[Begin Rows]
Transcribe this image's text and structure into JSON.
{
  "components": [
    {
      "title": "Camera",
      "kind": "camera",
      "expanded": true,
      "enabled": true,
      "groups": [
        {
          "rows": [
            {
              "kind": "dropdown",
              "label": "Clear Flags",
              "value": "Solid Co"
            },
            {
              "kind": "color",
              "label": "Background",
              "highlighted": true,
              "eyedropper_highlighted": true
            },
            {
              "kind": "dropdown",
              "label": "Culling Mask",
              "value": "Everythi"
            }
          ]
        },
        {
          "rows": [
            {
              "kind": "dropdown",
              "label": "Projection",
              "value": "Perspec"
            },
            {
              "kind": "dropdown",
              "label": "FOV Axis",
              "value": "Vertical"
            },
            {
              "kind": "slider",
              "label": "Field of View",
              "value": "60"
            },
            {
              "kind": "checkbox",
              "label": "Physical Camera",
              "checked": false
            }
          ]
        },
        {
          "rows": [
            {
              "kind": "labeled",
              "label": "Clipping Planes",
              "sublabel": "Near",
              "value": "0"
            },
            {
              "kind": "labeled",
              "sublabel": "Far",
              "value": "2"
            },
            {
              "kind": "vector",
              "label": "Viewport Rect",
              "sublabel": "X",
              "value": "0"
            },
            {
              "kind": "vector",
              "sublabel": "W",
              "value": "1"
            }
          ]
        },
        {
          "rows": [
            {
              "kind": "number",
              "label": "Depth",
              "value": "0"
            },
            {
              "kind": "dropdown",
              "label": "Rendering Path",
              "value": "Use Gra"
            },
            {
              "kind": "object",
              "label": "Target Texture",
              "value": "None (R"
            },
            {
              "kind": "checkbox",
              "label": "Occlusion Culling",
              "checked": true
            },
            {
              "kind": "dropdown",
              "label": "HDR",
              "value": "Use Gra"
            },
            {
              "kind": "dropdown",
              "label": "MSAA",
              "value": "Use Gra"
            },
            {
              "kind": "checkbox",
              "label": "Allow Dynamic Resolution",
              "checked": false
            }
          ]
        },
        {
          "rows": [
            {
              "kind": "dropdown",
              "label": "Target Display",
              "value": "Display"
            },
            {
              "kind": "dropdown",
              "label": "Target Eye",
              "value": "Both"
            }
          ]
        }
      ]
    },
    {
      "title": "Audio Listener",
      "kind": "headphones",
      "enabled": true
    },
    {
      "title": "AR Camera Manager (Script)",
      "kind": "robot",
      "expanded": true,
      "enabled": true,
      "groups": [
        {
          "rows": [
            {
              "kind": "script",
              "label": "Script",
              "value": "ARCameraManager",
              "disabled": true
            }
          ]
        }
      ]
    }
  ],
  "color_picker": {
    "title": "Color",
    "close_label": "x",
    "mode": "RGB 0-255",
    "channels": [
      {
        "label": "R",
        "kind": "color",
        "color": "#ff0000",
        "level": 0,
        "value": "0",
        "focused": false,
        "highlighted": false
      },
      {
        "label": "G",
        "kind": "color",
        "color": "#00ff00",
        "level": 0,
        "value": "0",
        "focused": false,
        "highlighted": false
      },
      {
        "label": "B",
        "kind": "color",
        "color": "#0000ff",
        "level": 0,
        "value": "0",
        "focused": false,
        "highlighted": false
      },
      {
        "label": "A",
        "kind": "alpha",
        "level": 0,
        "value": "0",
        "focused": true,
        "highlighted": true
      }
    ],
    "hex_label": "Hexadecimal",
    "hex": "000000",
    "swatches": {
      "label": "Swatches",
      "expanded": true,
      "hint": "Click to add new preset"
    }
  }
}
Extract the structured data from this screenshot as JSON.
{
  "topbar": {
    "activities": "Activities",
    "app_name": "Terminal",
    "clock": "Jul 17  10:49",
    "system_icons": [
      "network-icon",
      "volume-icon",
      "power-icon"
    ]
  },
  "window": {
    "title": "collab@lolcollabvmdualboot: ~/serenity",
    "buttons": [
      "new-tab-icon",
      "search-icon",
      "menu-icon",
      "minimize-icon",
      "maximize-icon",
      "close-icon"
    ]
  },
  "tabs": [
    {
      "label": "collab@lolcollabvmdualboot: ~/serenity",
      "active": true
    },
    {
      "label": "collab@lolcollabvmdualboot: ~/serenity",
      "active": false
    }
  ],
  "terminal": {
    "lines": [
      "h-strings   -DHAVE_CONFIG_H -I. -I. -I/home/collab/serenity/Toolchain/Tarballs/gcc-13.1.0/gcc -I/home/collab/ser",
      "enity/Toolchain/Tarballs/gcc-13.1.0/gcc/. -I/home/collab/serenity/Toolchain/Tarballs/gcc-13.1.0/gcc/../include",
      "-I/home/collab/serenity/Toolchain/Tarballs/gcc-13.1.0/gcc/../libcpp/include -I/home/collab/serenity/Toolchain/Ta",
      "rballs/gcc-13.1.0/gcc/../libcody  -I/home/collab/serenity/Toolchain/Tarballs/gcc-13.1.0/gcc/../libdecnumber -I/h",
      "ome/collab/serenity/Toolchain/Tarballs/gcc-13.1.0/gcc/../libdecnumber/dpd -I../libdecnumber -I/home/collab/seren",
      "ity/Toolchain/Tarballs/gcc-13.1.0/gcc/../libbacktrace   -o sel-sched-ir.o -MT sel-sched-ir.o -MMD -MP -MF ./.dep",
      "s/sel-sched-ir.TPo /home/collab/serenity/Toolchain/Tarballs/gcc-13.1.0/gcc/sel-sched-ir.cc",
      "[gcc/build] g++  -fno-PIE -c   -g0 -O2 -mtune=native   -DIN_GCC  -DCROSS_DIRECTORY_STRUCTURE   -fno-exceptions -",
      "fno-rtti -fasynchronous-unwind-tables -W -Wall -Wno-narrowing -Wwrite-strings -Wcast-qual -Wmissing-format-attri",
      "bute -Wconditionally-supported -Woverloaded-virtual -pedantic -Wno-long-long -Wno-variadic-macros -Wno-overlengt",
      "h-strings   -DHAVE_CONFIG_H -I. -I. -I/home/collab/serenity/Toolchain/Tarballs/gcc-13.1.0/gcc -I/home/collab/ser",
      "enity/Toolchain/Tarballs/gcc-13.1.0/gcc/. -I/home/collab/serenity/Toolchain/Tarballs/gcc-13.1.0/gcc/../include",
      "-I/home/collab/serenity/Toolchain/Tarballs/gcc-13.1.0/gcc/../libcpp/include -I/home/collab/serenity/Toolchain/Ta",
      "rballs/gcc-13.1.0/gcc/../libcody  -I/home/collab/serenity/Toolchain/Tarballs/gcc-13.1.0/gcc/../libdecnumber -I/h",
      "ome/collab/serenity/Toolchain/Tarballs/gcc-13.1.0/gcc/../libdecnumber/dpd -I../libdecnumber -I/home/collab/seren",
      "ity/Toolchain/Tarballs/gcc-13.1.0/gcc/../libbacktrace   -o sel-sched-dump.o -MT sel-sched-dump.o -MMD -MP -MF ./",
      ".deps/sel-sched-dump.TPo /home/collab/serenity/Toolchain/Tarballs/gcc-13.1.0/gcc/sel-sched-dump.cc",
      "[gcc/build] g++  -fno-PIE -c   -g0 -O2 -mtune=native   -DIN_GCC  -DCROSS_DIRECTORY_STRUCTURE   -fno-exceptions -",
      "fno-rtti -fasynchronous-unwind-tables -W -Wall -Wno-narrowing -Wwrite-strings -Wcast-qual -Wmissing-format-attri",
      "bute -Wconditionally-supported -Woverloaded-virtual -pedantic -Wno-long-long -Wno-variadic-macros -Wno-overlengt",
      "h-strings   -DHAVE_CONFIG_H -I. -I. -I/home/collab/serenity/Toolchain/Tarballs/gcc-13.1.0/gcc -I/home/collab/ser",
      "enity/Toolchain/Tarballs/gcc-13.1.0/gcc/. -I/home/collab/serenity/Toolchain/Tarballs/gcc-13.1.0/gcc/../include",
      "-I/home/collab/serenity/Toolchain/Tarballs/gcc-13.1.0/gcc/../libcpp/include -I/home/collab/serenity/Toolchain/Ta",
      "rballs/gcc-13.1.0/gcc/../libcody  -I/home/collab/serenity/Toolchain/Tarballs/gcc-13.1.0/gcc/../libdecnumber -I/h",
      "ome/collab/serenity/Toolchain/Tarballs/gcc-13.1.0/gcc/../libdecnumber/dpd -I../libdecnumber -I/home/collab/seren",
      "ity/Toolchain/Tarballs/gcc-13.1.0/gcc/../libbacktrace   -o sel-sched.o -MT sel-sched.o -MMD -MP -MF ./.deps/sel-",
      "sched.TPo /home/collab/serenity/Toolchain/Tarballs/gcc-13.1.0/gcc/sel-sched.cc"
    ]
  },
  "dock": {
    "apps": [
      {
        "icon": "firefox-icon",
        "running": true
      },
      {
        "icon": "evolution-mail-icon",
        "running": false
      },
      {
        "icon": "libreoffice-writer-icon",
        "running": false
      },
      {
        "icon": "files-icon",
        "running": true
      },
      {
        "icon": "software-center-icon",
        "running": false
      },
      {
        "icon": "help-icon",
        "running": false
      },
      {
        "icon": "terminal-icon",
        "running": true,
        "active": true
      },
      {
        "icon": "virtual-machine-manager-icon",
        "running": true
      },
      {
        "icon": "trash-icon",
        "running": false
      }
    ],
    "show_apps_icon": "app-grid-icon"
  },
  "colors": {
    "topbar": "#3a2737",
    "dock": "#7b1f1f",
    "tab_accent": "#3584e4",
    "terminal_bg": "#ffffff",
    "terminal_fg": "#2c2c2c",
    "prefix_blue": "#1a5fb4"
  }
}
[End Rows]
- Set problem:
How many lines in these records hold the string "title"? Reply with the number alone.

- Task answer:
5